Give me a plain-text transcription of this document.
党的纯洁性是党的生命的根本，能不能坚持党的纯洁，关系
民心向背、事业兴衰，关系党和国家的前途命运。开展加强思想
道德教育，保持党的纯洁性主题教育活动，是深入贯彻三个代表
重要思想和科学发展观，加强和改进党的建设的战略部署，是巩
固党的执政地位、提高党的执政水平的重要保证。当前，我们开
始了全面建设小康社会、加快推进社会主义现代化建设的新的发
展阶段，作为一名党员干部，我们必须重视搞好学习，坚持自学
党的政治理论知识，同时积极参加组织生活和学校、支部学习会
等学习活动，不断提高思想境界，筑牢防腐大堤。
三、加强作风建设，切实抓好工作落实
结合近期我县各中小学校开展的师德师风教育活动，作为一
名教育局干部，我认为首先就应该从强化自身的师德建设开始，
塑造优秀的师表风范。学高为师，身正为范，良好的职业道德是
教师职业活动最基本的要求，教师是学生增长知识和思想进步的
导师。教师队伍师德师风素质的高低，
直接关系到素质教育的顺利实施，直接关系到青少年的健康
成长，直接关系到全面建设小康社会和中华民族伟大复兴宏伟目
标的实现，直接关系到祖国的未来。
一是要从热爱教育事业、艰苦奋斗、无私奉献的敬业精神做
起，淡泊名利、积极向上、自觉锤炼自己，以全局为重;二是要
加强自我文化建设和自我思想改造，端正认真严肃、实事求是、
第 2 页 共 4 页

SET TASK: Each line in the material above must be retyped without alteration.

PROBLEM SOLUTION:
Give me a plain-text transcription of this document.
党的纯洁性是党的生命的根本，能不能坚持党的纯洁，关系
民心向背、事业兴衰，关系党和国家的前途命运。开展加强思想
道德教育，保持党的纯洁性主题教育活动，是深入贯彻三个代表
重要思想和科学发展观，加强和改进党的建设的战略部署，是巩
固党的执政地位、提高党的执政水平的重要保证。当前，我们开
始了全面建设小康社会、加快推进社会主义现代化建设的新的发
展阶段，作为一名党员干部，我们必须重视搞好学习，坚持自学
党的政治理论知识，同时积极参加组织生活和学校、支部学习会
等学习活动，不断提高思想境界，筑牢防腐大堤。
三、加强作风建设，切实抓好工作落实
结合近期我县各中小学校开展的师德师风教育活动，作为一
名教育局干部，我认为首先就应该从强化自身的师德建设开始，
塑造优秀的师表风范。学高为师，身正为范，良好的职业道德是
教师职业活动最基本的要求，教师是学生增长知识和思想进步的
导师。教师队伍师德师风素质的高低，
直接关系到素质教育的顺利实施，直接关系到青少年的健康
成长，直接关系到全面建设小康社会和中华民族伟大复兴宏伟目
标的实现，直接关系到祖国的未来。
一是要从热爱教育事业、艰苦奋斗、无私奉献的敬业精神做
起，淡泊名利、积极向上、自觉锤炼自己，以全局为重;二是要
加强自我文化建设和自我思想改造，端正认真严肃、实事求是、
第 2 页 共 4 页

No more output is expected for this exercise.